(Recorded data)
---*---
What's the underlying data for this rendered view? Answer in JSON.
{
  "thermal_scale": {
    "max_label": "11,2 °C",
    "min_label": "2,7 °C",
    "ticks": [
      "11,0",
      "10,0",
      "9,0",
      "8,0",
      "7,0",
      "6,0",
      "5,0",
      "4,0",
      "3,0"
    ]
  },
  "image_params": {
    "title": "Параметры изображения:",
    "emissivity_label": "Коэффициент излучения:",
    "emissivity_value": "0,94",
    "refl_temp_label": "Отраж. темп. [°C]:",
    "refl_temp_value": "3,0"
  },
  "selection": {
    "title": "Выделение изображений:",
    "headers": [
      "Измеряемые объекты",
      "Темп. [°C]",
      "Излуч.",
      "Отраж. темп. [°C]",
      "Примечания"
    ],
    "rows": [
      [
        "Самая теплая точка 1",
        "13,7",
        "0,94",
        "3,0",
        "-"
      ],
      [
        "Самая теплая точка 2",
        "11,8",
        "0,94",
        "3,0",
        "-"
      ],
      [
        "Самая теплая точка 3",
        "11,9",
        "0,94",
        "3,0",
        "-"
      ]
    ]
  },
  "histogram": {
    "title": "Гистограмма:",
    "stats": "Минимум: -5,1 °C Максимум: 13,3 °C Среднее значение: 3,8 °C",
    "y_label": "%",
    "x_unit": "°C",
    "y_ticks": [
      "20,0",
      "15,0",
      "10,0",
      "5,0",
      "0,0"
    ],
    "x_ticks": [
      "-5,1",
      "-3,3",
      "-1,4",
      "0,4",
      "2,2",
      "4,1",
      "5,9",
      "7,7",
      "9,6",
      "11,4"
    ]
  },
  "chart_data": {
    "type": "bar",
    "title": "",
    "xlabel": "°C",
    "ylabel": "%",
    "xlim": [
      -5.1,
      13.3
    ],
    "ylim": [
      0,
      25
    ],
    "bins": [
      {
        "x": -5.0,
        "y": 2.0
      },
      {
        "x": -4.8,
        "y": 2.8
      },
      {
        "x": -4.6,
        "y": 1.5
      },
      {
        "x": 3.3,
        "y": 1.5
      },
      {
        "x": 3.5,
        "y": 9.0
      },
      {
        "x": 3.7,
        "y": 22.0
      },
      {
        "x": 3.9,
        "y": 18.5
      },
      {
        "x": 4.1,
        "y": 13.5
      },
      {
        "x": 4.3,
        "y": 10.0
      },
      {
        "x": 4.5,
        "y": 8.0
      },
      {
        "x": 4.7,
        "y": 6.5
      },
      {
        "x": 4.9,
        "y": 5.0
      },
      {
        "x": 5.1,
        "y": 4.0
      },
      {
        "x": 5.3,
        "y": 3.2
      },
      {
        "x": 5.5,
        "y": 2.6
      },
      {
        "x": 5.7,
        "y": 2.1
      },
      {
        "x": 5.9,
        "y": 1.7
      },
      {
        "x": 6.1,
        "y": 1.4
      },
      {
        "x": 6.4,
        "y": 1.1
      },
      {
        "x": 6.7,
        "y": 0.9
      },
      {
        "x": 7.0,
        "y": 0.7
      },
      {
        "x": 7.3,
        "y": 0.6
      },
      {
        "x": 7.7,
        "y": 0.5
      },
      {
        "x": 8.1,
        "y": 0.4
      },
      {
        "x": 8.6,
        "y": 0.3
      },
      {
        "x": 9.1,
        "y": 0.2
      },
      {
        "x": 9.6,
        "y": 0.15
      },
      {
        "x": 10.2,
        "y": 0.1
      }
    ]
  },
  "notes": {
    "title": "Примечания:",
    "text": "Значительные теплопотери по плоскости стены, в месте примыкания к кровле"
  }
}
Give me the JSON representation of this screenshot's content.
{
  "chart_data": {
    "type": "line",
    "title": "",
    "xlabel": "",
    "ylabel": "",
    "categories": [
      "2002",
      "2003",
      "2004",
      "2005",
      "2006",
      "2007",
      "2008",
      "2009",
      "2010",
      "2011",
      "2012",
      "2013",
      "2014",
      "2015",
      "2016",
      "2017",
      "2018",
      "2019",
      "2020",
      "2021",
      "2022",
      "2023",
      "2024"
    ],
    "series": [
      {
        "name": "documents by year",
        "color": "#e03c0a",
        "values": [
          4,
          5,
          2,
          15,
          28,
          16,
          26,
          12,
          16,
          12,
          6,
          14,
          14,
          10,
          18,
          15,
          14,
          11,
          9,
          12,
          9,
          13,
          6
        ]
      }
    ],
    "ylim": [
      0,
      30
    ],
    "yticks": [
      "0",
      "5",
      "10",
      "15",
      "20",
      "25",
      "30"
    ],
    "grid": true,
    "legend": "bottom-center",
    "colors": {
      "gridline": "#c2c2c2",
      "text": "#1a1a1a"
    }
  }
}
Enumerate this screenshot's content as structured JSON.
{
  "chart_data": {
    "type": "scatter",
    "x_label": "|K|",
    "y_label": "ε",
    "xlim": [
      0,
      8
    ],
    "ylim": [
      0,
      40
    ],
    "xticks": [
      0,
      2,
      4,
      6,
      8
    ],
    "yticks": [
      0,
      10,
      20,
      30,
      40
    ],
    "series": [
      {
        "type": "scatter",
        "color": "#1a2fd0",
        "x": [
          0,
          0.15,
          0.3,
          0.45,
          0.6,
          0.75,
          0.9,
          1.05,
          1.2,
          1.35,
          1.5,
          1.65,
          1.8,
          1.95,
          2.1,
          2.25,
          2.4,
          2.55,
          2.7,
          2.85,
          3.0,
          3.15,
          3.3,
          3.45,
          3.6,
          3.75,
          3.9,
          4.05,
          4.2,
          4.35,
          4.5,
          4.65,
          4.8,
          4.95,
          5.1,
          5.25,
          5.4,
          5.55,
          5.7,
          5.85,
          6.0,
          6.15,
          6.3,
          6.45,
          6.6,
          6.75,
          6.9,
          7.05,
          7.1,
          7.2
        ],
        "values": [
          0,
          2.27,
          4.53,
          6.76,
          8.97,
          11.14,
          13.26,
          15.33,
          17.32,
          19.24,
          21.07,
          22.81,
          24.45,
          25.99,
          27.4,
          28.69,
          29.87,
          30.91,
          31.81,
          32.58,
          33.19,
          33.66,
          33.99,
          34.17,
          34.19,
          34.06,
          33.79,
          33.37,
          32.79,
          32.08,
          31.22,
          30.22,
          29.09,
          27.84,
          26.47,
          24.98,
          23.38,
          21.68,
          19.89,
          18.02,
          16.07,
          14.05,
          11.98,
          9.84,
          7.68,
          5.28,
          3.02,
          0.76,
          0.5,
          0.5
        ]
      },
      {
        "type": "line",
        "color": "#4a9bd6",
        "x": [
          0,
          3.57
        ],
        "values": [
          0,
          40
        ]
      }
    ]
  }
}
---*---
→ **Exercise brief**
Go through the listing above and restate it word for word.

→ **Problem solution**
What's the underlying data for this rendered view? Answer in JSON.
{
  "thermal_scale": {
    "max_label": "11,2 °C",
    "min_label": "2,7 °C",
    "ticks": [
      "11,0",
      "10,0",
      "9,0",
      "8,0",
      "7,0",
      "6,0",
      "5,0",
      "4,0",
      "3,0"
    ]
  },
  "image_params": {
    "title": "Параметры изображения:",
    "emissivity_label": "Коэффициент излучения:",
    "emissivity_value": "0,94",
    "refl_temp_label": "Отраж. темп. [°C]:",
    "refl_temp_value": "3,0"
  },
  "selection": {
    "title": "Выделение изображений:",
    "headers": [
      "Измеряемые объекты",
      "Темп. [°C]",
      "Излуч.",
      "Отраж. темп. [°C]",
      "Примечания"
    ],
    "rows": [
      [
        "Самая теплая точка 1",
        "13,7",
        "0,94",
        "3,0",
        "-"
      ],
      [
        "Самая теплая точка 2",
        "11,8",
        "0,94",
        "3,0",
        "-"
      ],
      [
        "Самая теплая точка 3",
        "11,9",
        "0,94",
        "3,0",
        "-"
      ]
    ]
  },
  "histogram": {
    "title": "Гистограмма:",
    "stats": "Минимум: -5,1 °C Максимум: 13,3 °C Среднее значение: 3,8 °C",
    "y_label": "%",
    "x_unit": "°C",
    "y_ticks": [
      "20,0",
      "15,0",
      "10,0",
      "5,0",
      "0,0"
    ],
    "x_ticks": [
      "-5,1",
      "-3,3",
      "-1,4",
      "0,4",
      "2,2",
      "4,1",
      "5,9",
      "7,7",
      "9,6",
      "11,4"
    ]
  },
  "chart_data": {
    "type": "bar",
    "title": "",
    "xlabel": "°C",
    "ylabel": "%",
    "xlim": [
      -5.1,
      13.3
    ],
    "ylim": [
      0,
      25
    ],
    "bins": [
      {
        "x": -5.0,
        "y": 2.0
      },
      {
        "x": -4.8,
        "y": 2.8
      },
      {
        "x": -4.6,
        "y": 1.5
      },
      {
        "x": 3.3,
        "y": 1.5
      },
      {
        "x": 3.5,
        "y": 9.0
      },
      {
        "x": 3.7,
        "y": 22.0
      },
      {
        "x": 3.9,
        "y": 18.5
      },
      {
        "x": 4.1,
        "y": 13.5
      },
      {
        "x": 4.3,
        "y": 10.0
      },
      {
        "x": 4.5,
        "y": 8.0
      },
      {
        "x": 4.7,
        "y": 6.5
      },
      {
        "x": 4.9,
        "y": 5.0
      },
      {
        "x": 5.1,
        "y": 4.0
      },
      {
        "x": 5.3,
        "y": 3.2
      },
      {
        "x": 5.5,
        "y": 2.6
      },
      {
        "x": 5.7,
        "y": 2.1
      },
      {
        "x": 5.9,
        "y": 1.7
      },
      {
        "x": 6.1,
        "y": 1.4
      },
      {
        "x": 6.4,
        "y": 1.1
      },
      {
        "x": 6.7,
        "y": 0.9
      },
      {
        "x": 7.0,
        "y": 0.7
      },
      {
        "x": 7.3,
        "y": 0.6
      },
      {
        "x": 7.7,
        "y": 0.5
      },
      {
        "x": 8.1,
        "y": 0.4
      },
      {
        "x": 8.6,
        "y": 0.3
      },
      {
        "x": 9.1,
        "y": 0.2
      },
      {
        "x": 9.6,
        "y": 0.15
      },
      {
        "x": 10.2,
        "y": 0.1
      }
    ]
  },
  "notes": {
    "title": "Примечания:",
    "text": "Значительные теплопотери по плоскости стены, в месте примыкания к кровле"
  }
}
Give me the JSON representation of this screenshot's content.
{
  "chart_data": {
    "type": "line",
    "title": "",
    "xlabel": "",
    "ylabel": "",
    "categories": [
      "2002",
      "2003",
      "2004",
      "2005",
      "2006",
      "2007",
      "2008",
      "2009",
      "2010",
      "2011",
      "2012",
      "2013",
      "2014",
      "2015",
      "2016",
      "2017",
      "2018",
      "2019",
      "2020",
      "2021",
      "2022",
      "2023",
      "2024"
    ],
    "series": [
      {
        "name": "documents by year",
        "color": "#e03c0a",
        "values": [
          4,
          5,
          2,
          15,
          28,
          16,
          26,
          12,
          16,
          12,
          6,
          14,
          14,
          10,
          18,
          15,
          14,
          11,
          9,
          12,
          9,
          13,
          6
        ]
      }
    ],
    "ylim": [
      0,
      30
    ],
    "yticks": [
      "0",
      "5",
      "10",
      "15",
      "20",
      "25",
      "30"
    ],
    "grid": true,
    "legend": "bottom-center",
    "colors": {
      "gridline": "#c2c2c2",
      "text": "#1a1a1a"
    }
  }
}
Enumerate this screenshot's content as structured JSON.
{
  "chart_data": {
    "type": "scatter",
    "x_label": "|K|",
    "y_label": "ε",
    "xlim": [
      0,
      8
    ],
    "ylim": [
      0,
      40
    ],
    "xticks": [
      0,
      2,
      4,
      6,
      8
    ],
    "yticks": [
      0,
      10,
      20,
      30,
      40
    ],
    "series": [
      {
        "type": "scatter",
        "color": "#1a2fd0",
        "x": [
          0,
          0.15,
          0.3,
          0.45,
          0.6,
          0.75,
          0.9,
          1.05,
          1.2,
          1.35,
          1.5,
          1.65,
          1.8,
          1.95,
          2.1,
          2.25,
          2.4,
          2.55,
          2.7,
          2.85,
          3.0,
          3.15,
          3.3,
          3.45,
          3.6,
          3.75,
          3.9,
          4.05,
          4.2,
          4.35,
          4.5,
          4.65,
          4.8,
          4.95,
          5.1,
          5.25,
          5.4,
          5.55,
          5.7,
          5.85,
          6.0,
          6.15,
          6.3,
          6.45,
          6.6,
          6.75,
          6.9,
          7.05,
          7.1,
          7.2
        ],
        "values": [
          0,
          2.27,
          4.53,
          6.76,
          8.97,
          11.14,
          13.26,
          15.33,
          17.32,
          19.24,
          21.07,
          22.81,
          24.45,
          25.99,
          27.4,
          28.69,
          29.87,
          30.91,
          31.81,
          32.58,
          33.19,
          33.66,
          33.99,
          34.17,
          34.19,
          34.06,
          33.79,
          33.37,
          32.79,
          32.08,
          31.22,
          30.22,
          29.09,
          27.84,
          26.47,
          24.98,
          23.38,
          21.68,
          19.89,
          18.02,
          16.07,
          14.05,
          11.98,
          9.84,
          7.68,
          5.28,
          3.02,
          0.76,
          0.5,
          0.5
        ]
      },
      {
        "type": "line",
        "color": "#4a9bd6",
        "x": [
          0,
          3.57
        ],
        "values": [
          0,
          40
        ]
      }
    ]
  }
}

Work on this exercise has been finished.